begin The records

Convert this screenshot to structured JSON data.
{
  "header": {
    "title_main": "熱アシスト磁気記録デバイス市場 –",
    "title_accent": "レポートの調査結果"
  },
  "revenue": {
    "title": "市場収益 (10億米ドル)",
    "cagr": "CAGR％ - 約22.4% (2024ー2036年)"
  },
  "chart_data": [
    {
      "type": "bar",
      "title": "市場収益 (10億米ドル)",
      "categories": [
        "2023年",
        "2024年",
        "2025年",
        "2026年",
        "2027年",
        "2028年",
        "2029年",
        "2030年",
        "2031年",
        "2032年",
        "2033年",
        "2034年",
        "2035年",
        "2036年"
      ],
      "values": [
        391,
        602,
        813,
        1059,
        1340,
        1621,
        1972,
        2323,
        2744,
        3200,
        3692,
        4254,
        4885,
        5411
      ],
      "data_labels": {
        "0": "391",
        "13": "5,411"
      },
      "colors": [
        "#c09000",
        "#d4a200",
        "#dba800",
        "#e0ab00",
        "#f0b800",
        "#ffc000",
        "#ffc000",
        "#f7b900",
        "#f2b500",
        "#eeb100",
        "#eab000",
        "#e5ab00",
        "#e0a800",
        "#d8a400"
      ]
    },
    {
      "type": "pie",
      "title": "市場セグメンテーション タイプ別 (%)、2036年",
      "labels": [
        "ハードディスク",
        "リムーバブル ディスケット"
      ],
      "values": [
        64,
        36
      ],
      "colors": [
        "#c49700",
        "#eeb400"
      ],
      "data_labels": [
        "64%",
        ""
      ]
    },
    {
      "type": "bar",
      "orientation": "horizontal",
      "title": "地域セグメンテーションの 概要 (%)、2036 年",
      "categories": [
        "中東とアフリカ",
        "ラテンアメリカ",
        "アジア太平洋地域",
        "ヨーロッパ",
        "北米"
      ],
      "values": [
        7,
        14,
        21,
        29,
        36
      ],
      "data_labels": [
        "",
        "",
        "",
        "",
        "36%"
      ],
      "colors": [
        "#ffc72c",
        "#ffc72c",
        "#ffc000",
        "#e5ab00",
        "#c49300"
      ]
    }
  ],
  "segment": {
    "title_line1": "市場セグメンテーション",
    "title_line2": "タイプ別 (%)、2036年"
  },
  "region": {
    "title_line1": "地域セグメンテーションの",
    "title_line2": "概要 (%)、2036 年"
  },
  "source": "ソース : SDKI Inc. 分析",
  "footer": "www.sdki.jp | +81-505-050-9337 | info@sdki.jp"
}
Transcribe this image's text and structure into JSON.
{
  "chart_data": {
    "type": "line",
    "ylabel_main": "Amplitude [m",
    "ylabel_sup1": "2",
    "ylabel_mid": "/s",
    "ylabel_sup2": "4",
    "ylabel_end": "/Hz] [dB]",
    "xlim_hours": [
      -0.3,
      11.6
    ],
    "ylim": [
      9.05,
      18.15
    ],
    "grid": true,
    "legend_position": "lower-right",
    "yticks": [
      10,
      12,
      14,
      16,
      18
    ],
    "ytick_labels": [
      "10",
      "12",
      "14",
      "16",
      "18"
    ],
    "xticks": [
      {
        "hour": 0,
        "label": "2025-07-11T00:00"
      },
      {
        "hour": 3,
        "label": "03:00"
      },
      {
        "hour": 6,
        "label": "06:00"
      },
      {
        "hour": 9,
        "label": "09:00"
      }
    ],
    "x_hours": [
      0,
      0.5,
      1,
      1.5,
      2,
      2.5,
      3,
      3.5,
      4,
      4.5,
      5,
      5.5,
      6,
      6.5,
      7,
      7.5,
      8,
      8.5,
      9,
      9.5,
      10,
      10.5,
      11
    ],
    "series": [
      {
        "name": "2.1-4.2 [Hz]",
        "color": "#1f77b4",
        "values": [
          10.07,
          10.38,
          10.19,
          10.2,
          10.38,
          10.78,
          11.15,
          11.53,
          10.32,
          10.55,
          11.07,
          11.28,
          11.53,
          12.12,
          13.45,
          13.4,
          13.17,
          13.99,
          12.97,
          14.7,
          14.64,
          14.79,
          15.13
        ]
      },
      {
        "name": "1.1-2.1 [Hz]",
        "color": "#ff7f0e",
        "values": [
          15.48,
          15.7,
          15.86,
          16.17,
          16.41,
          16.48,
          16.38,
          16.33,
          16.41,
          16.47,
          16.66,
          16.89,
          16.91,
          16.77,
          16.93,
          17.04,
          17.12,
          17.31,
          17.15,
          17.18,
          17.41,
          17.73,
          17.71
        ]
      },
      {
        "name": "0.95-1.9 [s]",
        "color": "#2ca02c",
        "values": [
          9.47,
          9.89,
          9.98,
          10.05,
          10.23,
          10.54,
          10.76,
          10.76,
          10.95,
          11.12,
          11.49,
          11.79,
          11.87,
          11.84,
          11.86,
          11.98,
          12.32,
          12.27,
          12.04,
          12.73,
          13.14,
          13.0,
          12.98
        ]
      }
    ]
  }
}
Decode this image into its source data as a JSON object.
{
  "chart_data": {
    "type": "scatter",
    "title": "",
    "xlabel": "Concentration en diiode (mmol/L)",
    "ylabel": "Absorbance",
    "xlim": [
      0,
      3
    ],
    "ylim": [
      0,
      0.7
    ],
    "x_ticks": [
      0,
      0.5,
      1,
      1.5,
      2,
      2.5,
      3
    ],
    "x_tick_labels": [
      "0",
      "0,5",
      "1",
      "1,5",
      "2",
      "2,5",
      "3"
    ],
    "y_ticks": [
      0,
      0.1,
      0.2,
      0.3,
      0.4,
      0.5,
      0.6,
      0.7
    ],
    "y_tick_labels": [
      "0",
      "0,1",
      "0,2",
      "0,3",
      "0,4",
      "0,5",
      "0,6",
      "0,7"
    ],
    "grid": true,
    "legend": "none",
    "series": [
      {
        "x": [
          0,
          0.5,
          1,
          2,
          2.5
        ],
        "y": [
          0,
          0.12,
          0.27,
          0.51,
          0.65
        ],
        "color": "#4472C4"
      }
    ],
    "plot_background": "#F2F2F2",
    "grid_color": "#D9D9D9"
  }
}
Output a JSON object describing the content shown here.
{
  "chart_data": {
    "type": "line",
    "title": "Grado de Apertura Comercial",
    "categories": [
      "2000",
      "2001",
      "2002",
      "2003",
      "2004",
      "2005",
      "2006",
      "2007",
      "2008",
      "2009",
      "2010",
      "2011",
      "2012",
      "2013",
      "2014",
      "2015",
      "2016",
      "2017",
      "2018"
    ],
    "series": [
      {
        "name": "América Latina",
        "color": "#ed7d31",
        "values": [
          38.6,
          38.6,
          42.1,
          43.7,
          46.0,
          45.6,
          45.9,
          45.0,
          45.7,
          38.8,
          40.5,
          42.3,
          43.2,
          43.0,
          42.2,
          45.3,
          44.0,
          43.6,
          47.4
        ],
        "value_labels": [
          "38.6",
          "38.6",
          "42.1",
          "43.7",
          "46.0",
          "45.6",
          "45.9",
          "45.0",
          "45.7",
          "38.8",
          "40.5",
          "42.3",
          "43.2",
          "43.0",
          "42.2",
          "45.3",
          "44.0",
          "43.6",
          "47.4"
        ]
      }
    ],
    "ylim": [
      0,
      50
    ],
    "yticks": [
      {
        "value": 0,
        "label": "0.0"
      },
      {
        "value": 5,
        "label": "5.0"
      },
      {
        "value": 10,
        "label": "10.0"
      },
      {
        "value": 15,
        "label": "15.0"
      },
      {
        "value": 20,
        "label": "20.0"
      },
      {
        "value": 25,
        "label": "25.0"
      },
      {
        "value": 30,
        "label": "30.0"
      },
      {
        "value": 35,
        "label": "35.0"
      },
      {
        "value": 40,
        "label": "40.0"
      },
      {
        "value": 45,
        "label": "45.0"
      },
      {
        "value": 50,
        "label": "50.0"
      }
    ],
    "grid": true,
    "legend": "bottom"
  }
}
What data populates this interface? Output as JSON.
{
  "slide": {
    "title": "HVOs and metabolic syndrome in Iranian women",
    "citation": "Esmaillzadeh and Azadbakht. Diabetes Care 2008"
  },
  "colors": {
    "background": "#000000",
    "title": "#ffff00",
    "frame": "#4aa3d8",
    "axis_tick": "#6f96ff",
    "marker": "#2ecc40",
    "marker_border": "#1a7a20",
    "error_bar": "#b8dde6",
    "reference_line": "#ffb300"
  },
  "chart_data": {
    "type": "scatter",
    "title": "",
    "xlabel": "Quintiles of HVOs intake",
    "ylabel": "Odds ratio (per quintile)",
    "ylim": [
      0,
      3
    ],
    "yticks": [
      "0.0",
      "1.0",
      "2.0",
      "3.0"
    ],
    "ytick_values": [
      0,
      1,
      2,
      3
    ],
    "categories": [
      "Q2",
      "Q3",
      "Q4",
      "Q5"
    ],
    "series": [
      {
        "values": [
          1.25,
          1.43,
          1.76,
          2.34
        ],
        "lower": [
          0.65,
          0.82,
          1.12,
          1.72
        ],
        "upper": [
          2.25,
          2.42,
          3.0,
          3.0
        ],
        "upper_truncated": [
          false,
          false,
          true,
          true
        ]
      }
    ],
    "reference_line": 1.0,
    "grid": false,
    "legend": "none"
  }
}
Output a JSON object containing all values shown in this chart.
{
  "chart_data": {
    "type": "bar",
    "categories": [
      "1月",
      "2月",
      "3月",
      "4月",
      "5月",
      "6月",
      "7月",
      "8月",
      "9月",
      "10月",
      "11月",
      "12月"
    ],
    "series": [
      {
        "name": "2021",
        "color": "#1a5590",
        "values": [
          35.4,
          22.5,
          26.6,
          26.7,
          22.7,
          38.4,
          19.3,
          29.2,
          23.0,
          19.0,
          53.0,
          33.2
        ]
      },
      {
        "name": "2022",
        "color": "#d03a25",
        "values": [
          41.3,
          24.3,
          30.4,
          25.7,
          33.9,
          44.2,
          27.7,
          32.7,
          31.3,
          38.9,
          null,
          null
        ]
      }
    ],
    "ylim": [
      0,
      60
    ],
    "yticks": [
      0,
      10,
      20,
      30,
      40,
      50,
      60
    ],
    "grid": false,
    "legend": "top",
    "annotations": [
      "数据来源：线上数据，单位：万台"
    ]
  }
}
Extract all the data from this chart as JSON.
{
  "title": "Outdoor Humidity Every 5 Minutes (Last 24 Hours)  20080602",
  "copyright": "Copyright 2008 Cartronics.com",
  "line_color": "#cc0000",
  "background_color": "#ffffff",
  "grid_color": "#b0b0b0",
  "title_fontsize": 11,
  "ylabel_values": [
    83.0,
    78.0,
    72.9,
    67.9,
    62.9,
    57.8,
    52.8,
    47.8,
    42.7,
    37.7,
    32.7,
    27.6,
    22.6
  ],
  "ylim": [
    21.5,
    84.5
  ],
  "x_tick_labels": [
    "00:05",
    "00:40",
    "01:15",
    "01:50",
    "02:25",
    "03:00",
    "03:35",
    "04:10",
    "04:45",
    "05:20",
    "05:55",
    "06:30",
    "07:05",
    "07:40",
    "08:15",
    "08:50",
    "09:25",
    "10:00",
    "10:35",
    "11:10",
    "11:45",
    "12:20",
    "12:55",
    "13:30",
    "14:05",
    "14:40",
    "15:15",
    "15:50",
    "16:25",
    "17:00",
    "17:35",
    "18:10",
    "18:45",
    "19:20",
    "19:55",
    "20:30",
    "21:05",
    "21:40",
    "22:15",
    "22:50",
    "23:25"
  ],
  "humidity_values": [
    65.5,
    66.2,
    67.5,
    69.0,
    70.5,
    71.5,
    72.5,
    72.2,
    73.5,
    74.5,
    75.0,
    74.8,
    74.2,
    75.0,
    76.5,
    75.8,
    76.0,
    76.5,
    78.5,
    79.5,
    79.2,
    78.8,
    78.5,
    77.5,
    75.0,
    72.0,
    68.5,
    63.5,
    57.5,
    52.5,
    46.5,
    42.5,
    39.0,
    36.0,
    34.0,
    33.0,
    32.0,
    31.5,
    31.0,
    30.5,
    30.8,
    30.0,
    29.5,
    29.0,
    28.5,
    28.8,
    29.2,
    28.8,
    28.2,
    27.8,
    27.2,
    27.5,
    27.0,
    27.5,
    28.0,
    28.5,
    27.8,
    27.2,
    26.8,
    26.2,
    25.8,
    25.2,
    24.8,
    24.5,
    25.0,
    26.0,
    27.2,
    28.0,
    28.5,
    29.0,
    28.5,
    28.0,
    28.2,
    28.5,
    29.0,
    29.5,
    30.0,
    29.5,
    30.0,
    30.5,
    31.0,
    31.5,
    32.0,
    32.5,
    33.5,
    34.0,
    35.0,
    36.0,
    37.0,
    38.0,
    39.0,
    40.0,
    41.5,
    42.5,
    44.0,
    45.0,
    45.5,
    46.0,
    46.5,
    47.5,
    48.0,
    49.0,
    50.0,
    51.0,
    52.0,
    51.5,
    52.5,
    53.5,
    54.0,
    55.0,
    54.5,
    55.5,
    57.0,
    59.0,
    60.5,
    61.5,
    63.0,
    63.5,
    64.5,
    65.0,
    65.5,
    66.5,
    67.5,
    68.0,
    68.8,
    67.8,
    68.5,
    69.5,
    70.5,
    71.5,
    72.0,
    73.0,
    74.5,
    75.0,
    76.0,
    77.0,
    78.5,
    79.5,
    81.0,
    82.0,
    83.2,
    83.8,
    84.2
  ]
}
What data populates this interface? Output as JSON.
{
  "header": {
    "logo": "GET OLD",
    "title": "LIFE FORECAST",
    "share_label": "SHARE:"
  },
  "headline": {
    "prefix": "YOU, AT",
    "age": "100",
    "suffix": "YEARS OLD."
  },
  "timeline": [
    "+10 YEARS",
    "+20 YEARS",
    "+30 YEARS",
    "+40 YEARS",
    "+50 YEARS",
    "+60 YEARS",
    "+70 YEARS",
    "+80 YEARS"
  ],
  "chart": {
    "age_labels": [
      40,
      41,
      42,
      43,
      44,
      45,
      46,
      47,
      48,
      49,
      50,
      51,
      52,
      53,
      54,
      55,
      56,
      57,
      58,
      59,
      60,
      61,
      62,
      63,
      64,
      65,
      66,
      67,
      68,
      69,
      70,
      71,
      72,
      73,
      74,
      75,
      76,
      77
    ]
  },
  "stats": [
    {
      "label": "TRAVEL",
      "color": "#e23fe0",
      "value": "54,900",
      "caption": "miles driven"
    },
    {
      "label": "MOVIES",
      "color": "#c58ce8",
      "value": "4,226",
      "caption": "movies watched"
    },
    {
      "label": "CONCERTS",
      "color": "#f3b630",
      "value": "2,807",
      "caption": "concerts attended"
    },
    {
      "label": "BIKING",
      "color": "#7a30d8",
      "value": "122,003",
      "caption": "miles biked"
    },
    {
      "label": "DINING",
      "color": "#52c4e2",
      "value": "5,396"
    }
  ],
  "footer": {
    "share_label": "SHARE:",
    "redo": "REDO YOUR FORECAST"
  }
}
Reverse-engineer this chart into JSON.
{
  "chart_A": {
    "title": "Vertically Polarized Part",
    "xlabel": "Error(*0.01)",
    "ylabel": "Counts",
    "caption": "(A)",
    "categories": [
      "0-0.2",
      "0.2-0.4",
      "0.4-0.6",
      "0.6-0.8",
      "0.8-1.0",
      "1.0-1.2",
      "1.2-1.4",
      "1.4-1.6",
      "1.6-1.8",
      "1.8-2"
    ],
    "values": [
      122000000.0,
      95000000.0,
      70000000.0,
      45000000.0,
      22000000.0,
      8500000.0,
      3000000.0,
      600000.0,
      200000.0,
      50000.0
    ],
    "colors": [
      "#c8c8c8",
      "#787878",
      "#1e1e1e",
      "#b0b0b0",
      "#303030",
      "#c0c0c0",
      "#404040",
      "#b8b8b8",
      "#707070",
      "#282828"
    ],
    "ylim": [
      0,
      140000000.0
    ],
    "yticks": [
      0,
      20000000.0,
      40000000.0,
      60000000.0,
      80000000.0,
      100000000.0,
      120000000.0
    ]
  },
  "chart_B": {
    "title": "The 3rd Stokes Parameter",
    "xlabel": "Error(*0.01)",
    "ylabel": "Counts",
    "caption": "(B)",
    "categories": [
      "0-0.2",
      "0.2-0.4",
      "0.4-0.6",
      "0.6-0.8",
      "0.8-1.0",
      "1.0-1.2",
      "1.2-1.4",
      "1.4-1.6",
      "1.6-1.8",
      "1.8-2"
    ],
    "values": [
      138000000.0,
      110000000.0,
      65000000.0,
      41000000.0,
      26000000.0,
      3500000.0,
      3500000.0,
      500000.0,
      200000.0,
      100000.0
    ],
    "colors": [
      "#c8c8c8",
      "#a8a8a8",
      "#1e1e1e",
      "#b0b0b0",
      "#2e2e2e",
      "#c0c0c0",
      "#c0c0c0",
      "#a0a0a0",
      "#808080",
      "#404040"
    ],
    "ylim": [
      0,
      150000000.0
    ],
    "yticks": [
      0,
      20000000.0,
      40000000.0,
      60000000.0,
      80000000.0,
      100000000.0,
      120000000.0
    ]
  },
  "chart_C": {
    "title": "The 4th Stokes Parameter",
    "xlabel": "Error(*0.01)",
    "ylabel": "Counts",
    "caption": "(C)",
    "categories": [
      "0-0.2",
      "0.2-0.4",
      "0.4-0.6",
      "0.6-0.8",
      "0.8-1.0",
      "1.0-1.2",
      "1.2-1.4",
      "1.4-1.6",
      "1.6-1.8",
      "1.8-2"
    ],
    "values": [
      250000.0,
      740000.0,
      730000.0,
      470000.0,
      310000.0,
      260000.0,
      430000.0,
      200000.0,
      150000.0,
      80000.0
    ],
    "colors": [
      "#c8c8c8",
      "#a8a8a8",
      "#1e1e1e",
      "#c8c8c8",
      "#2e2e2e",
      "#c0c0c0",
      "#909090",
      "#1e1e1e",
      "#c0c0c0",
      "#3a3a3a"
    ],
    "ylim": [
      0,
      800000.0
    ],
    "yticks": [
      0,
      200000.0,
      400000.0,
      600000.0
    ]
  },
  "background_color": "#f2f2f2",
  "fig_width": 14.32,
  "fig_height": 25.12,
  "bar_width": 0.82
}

end The records

From the entries above, select each line containing the string "FORECAST".

    "title": "LIFE FORECAST",
    "redo": "REDO YOUR FORECAST"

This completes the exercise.